__EXERCISE DATA__.
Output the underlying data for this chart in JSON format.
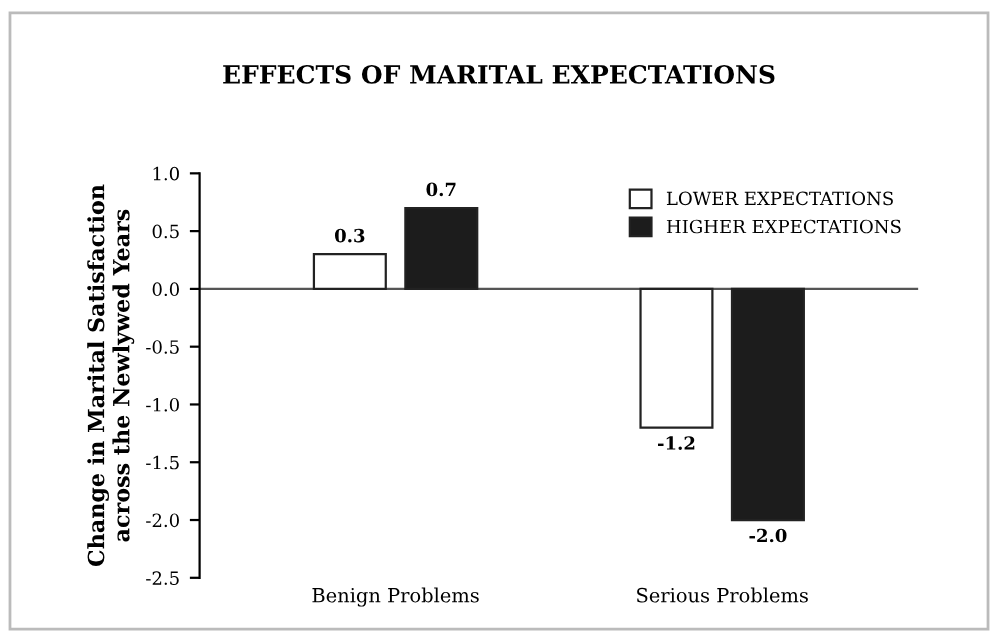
{
  "chart_data": {
    "type": "bar",
    "title": "EFFECTS OF MARITAL EXPECTATIONS",
    "ylabel": "Change in Marital Satisfaction\nacross the Newlywed Years",
    "categories": [
      "Benign Problems",
      "Serious Problems"
    ],
    "series": [
      {
        "name": "LOWER EXPECTATIONS",
        "color": "#ffffff",
        "values": [
          0.3,
          -1.2
        ],
        "value_labels": [
          "0.3",
          "-1.2"
        ]
      },
      {
        "name": "HIGHER EXPECTATIONS",
        "color": "#1c1c1c",
        "values": [
          0.7,
          -2.0
        ],
        "value_labels": [
          "0.7",
          "-2.0"
        ]
      }
    ],
    "ylim": [
      -2.5,
      1.0
    ],
    "yticks": [
      {
        "value": -2.5,
        "label": "-2.5"
      },
      {
        "value": -2.0,
        "label": "-2.0"
      },
      {
        "value": -1.5,
        "label": "-1.5"
      },
      {
        "value": -1.0,
        "label": "-1.0"
      },
      {
        "value": -0.5,
        "label": "-0.5"
      },
      {
        "value": 0.0,
        "label": "0.0"
      },
      {
        "value": 0.5,
        "label": "0.5"
      },
      {
        "value": 1.0,
        "label": "1.0"
      }
    ],
    "ref_lines": [
      {
        "axis": "y",
        "value": 0,
        "color": "#555555"
      }
    ],
    "legend": "top right",
    "grid": false
  }
}
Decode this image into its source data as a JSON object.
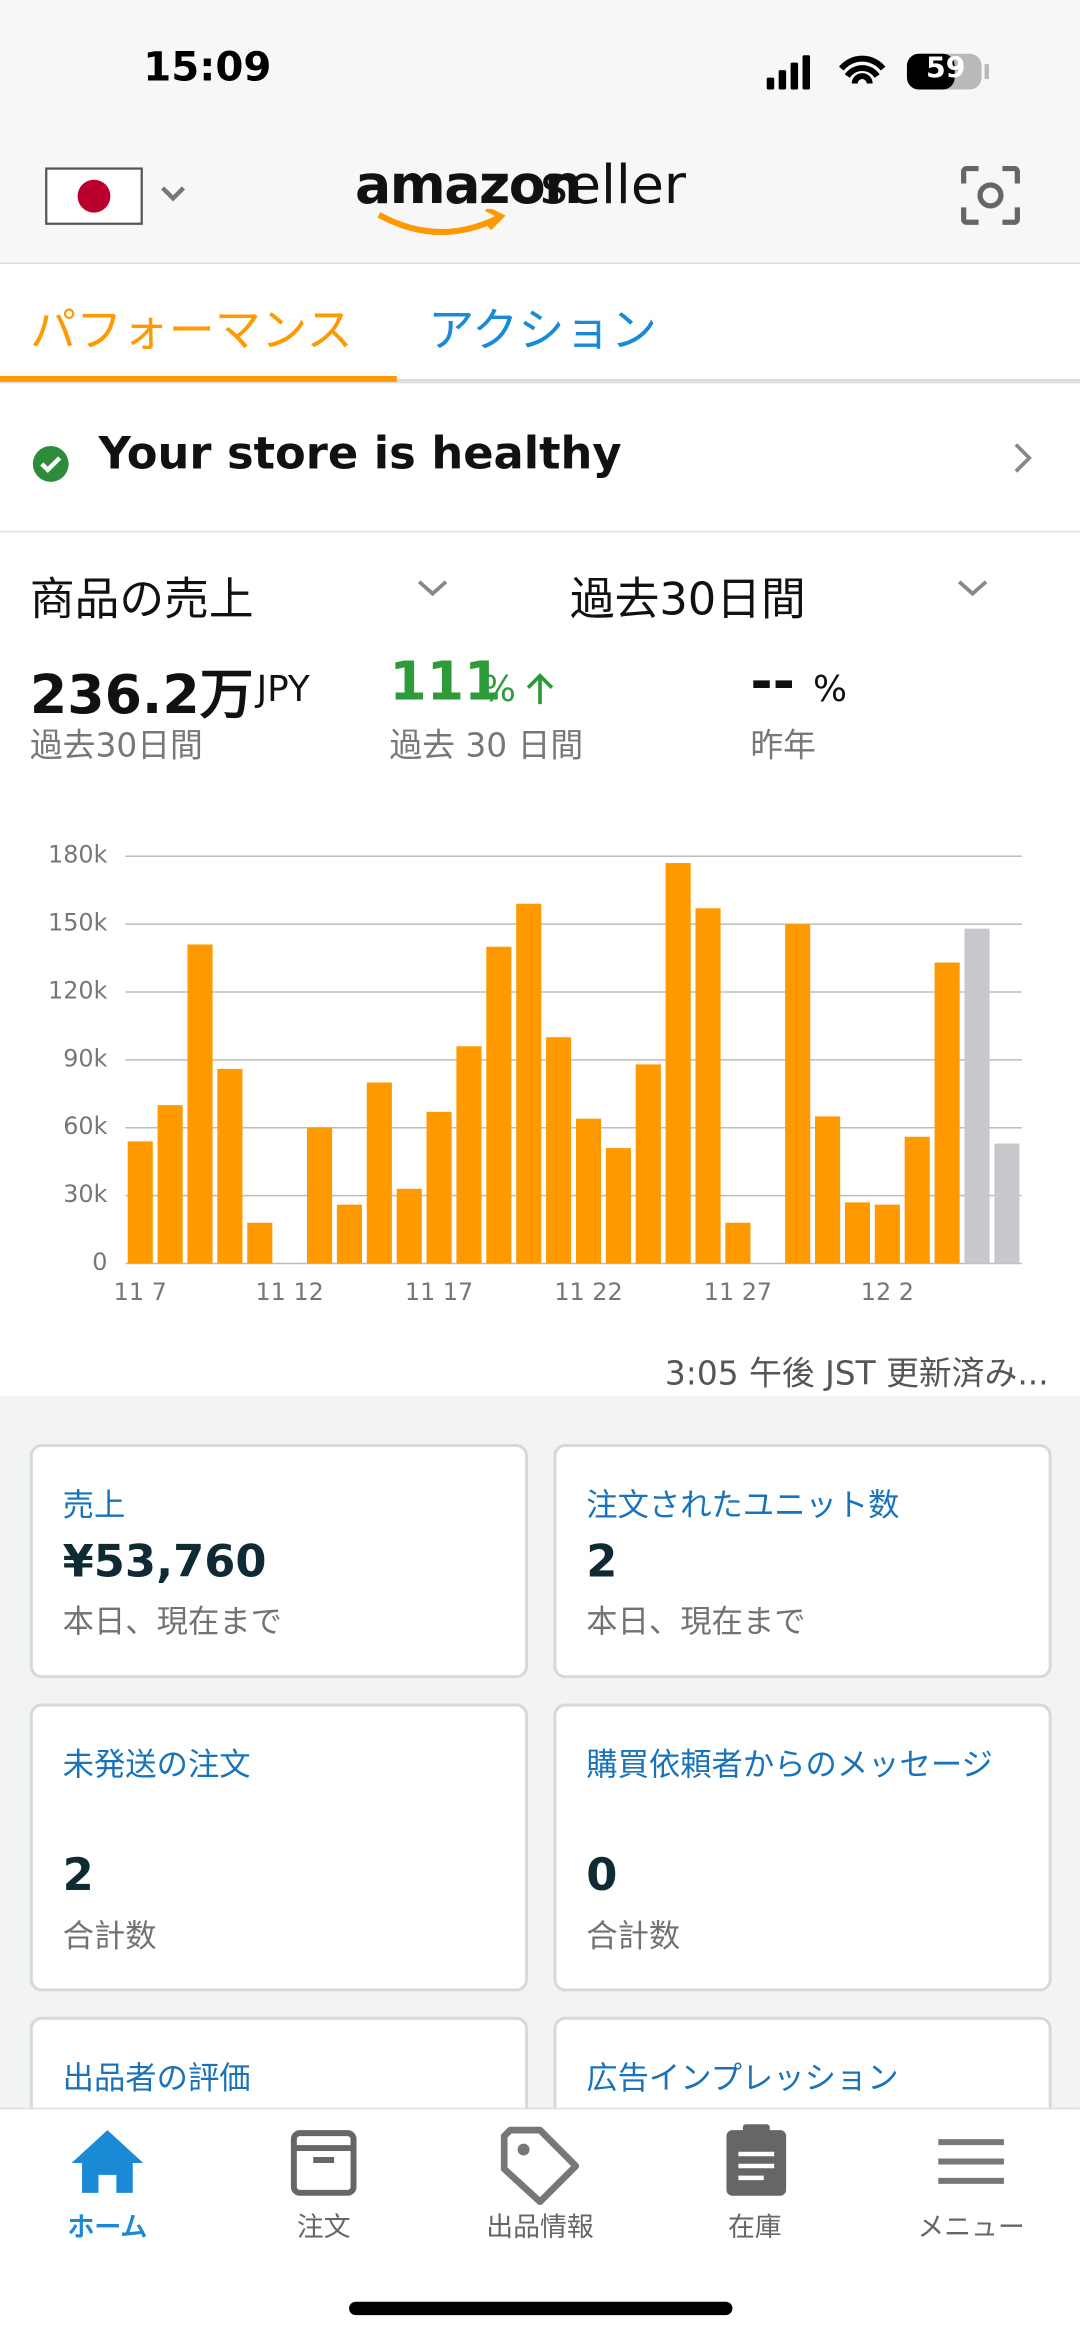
{
  "status_bar": {
    "time": "15:09",
    "battery": "59"
  },
  "header": {
    "logo_main": "amazon",
    "logo_sub": "seller"
  },
  "tabs": [
    "パフォーマンス",
    "アクション"
  ],
  "health": "Your store is healthy",
  "selectors": {
    "metric": "商品の売上",
    "period": "過去30日間"
  },
  "metrics": [
    {
      "value": "236.2万",
      "unit": "JPY",
      "caption": "過去30日間"
    },
    {
      "value": "111",
      "unit": "%",
      "caption": "過去 30 日間"
    },
    {
      "value": "--",
      "unit": "%",
      "caption": "昨年"
    }
  ],
  "chart_data": {
    "type": "bar",
    "categories": [
      "11 7",
      null,
      null,
      null,
      null,
      "11 12",
      null,
      null,
      null,
      null,
      "11 17",
      null,
      null,
      null,
      null,
      "11 22",
      null,
      null,
      null,
      null,
      "11 27",
      null,
      null,
      null,
      null,
      "12 2",
      null,
      null,
      null,
      null
    ],
    "values": [
      54000,
      70000,
      141000,
      86000,
      18000,
      0,
      60000,
      26000,
      80000,
      33000,
      67000,
      96000,
      140000,
      159000,
      100000,
      64000,
      51000,
      88000,
      177000,
      157000,
      18000,
      0,
      150000,
      65000,
      27000,
      26000,
      56000,
      133000,
      148000,
      53000
    ],
    "colors": [
      "#ff9900",
      "#ff9900",
      "#ff9900",
      "#ff9900",
      "#ff9900",
      "#ff9900",
      "#ff9900",
      "#ff9900",
      "#ff9900",
      "#ff9900",
      "#ff9900",
      "#ff9900",
      "#ff9900",
      "#ff9900",
      "#ff9900",
      "#ff9900",
      "#ff9900",
      "#ff9900",
      "#ff9900",
      "#ff9900",
      "#ff9900",
      "#ff9900",
      "#ff9900",
      "#ff9900",
      "#ff9900",
      "#ff9900",
      "#ff9900",
      "#ff9900",
      "#c8c8cc",
      "#c8c8cc"
    ],
    "ylim": [
      0,
      180000
    ],
    "yticks": [
      0,
      {
        "value": 30000,
        "label": "30k"
      },
      {
        "value": 60000,
        "label": "60k"
      },
      {
        "value": 90000,
        "label": "90k"
      },
      {
        "value": 120000,
        "label": "120k"
      },
      {
        "value": 150000,
        "label": "150k"
      },
      {
        "value": 180000,
        "label": "180k"
      }
    ],
    "grid": true
  },
  "updated": "3:05 午後 JST 更新済み...",
  "cards": [
    {
      "title": "売上",
      "value": "¥53,760",
      "caption": "本日、現在まで"
    },
    {
      "title": "注文されたユニット数",
      "value": "2",
      "caption": "本日、現在まで"
    },
    {
      "title": "未発送の注文",
      "value": "2",
      "caption": "合計数"
    },
    {
      "title": "購買依頼者からのメッセージ",
      "value": "0",
      "caption": "合計数"
    },
    {
      "title": "出品者の評価"
    },
    {
      "title": "広告インプレッション"
    }
  ],
  "nav": [
    "ホーム",
    "注文",
    "出品情報",
    "在庫",
    "メニュー"
  ]
}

__REQUIREMENT__.
Of the lines in the data above, how many contain the word "caption"? Give only that figure.

__WRITTEN SOLUTION__.
7